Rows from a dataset
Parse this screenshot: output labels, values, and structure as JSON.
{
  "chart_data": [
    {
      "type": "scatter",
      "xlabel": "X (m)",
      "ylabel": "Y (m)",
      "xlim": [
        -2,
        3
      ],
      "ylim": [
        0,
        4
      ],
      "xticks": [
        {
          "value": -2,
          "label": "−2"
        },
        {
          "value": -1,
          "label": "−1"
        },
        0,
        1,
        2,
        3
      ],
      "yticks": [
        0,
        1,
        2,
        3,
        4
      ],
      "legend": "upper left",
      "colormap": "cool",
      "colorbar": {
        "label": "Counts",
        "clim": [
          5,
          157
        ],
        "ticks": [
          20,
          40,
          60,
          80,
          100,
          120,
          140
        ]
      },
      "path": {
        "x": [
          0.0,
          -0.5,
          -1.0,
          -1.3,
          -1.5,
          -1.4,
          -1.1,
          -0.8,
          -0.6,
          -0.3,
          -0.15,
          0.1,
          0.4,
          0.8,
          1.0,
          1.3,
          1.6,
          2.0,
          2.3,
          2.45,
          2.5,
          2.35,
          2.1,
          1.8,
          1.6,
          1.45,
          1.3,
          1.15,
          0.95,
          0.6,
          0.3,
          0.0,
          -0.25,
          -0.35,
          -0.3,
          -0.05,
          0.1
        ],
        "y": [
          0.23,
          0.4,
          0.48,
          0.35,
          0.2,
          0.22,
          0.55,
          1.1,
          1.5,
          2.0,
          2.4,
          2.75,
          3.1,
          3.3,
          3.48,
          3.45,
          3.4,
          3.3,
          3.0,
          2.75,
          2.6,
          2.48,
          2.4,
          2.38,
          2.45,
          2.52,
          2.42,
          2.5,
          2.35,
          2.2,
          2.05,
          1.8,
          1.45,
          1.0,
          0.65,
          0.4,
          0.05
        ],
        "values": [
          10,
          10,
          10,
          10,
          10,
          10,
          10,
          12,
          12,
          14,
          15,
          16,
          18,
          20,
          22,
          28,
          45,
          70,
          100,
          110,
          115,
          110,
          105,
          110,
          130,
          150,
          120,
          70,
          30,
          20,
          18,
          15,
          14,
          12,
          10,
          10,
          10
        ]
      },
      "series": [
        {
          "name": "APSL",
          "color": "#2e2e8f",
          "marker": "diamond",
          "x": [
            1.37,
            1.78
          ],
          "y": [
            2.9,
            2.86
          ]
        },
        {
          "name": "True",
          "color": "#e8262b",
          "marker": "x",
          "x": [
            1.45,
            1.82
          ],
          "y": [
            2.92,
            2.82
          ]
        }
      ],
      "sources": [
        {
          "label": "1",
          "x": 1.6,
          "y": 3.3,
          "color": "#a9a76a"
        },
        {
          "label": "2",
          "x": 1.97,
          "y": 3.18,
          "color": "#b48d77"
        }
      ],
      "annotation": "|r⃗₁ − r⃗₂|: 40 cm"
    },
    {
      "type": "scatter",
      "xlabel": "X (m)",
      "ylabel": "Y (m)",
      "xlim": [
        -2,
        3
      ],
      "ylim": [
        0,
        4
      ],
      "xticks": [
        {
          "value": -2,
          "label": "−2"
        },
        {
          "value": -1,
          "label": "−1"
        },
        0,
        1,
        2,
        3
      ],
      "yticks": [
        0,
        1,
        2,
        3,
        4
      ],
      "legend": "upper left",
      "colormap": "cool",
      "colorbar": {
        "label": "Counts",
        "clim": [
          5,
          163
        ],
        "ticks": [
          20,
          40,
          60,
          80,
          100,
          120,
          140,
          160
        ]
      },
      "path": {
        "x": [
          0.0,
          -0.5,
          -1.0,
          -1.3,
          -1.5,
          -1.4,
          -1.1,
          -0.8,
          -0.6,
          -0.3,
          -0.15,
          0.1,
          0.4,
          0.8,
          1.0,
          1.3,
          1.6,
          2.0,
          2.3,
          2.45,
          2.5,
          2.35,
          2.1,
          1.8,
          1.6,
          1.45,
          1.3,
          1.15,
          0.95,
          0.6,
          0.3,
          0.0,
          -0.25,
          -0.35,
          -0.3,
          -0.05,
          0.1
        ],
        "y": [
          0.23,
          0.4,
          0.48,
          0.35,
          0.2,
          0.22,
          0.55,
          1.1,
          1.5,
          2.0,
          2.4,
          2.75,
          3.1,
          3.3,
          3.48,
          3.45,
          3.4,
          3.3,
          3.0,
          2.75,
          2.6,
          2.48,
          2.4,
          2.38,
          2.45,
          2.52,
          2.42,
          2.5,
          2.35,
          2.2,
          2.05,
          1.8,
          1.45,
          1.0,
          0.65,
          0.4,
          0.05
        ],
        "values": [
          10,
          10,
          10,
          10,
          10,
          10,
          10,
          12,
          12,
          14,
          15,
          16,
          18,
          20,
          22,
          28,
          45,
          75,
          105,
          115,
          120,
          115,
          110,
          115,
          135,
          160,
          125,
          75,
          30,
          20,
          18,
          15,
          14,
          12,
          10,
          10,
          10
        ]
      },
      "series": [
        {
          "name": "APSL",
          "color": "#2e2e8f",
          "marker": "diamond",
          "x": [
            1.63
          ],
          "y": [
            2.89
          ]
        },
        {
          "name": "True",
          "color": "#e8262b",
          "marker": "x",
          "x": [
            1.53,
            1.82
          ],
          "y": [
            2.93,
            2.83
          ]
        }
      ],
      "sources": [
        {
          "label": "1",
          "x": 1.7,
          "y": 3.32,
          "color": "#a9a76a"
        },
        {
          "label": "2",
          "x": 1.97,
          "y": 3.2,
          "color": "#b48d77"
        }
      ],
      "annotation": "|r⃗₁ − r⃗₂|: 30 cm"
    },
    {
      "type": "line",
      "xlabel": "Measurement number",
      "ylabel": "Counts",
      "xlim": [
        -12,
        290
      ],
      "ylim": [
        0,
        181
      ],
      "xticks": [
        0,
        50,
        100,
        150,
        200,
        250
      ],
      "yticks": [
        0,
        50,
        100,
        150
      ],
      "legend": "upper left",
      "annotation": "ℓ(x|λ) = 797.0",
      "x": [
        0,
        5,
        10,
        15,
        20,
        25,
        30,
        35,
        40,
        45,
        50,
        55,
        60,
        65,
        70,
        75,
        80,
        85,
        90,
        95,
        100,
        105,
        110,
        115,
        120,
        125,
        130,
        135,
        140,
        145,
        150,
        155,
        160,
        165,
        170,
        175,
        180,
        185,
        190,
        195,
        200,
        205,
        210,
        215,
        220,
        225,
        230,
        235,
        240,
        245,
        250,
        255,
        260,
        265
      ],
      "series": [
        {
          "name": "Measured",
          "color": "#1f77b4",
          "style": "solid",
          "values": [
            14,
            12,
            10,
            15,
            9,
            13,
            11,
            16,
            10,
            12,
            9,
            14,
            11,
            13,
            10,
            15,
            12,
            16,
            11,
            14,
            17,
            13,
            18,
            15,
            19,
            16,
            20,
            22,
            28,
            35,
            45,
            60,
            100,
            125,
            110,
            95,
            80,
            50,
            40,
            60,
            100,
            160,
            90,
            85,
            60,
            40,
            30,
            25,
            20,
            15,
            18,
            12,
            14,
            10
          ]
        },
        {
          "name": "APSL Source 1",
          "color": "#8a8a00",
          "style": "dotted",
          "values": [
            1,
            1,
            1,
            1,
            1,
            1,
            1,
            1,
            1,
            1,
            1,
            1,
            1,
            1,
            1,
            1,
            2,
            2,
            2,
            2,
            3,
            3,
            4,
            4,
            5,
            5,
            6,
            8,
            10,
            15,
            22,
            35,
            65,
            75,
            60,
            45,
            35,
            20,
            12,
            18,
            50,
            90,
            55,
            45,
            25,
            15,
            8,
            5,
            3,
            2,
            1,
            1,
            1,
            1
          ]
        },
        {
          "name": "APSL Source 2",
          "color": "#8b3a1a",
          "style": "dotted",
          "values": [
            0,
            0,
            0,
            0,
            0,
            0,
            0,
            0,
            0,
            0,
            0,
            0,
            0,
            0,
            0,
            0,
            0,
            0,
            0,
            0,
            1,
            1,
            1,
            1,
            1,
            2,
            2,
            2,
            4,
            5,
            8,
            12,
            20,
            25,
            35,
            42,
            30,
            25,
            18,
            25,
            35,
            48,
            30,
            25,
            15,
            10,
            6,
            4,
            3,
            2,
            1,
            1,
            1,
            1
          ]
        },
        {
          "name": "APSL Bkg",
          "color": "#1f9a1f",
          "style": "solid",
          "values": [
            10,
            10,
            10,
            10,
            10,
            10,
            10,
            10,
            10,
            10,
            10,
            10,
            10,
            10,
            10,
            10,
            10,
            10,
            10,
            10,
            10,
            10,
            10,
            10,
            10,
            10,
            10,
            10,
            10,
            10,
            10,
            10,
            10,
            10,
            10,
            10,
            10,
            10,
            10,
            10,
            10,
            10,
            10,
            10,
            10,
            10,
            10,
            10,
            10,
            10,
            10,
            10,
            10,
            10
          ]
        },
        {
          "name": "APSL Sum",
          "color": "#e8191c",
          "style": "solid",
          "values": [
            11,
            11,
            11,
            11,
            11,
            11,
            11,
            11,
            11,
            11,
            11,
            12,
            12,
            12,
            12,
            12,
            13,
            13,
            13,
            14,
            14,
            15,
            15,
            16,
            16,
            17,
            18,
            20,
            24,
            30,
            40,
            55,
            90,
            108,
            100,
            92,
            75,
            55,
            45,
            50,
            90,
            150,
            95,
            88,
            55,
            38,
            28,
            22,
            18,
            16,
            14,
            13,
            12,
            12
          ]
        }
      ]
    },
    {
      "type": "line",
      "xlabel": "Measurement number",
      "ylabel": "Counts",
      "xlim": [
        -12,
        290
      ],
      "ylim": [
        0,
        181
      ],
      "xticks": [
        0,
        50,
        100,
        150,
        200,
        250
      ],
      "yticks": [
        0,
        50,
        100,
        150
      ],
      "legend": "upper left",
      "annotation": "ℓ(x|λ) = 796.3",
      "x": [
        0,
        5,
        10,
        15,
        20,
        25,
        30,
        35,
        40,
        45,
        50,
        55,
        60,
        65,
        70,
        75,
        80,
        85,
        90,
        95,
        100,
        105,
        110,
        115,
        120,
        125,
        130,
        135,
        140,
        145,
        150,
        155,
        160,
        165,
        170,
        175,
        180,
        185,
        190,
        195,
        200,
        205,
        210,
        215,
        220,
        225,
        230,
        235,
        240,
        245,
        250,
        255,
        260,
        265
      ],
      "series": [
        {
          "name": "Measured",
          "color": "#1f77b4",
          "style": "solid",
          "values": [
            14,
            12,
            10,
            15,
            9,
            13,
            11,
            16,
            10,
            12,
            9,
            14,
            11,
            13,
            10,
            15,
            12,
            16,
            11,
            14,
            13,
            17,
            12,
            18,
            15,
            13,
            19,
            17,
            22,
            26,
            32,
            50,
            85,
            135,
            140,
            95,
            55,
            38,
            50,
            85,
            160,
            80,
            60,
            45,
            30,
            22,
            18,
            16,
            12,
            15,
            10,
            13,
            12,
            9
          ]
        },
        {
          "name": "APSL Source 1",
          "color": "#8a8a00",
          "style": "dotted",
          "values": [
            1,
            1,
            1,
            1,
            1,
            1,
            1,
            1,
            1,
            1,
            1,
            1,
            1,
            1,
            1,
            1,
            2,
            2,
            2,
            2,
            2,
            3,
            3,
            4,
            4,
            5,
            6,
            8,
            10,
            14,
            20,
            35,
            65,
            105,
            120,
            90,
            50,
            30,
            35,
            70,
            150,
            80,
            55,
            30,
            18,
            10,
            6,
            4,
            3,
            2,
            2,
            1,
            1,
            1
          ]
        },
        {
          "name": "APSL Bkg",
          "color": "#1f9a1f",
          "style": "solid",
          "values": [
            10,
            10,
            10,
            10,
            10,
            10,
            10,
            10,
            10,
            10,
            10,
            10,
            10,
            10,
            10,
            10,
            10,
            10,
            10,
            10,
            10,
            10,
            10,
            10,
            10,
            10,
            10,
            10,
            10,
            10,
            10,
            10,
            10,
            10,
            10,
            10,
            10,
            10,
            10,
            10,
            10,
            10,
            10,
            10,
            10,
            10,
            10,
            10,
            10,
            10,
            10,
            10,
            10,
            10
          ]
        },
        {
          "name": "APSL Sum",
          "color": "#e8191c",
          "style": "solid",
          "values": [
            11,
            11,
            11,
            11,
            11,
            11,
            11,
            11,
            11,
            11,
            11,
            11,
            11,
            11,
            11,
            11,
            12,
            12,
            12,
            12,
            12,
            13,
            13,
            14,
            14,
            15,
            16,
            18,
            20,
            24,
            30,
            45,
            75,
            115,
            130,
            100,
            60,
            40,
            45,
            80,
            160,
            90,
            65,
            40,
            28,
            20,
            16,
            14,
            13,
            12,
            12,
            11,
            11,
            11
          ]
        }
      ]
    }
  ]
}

INSTRUCTION: In the entries above, identify every line with the word "annotation". Copy those lines.

RESPONSE TO THIS EXERCISE:
      "annotation": "|r⃗₁ − r⃗₂|: 40 cm"
      "annotation": "|r⃗₁ − r⃗₂|: 30 cm"
      "annotation": "ℓ(x|λ) = 797.0",
      "annotation": "ℓ(x|λ) = 796.3",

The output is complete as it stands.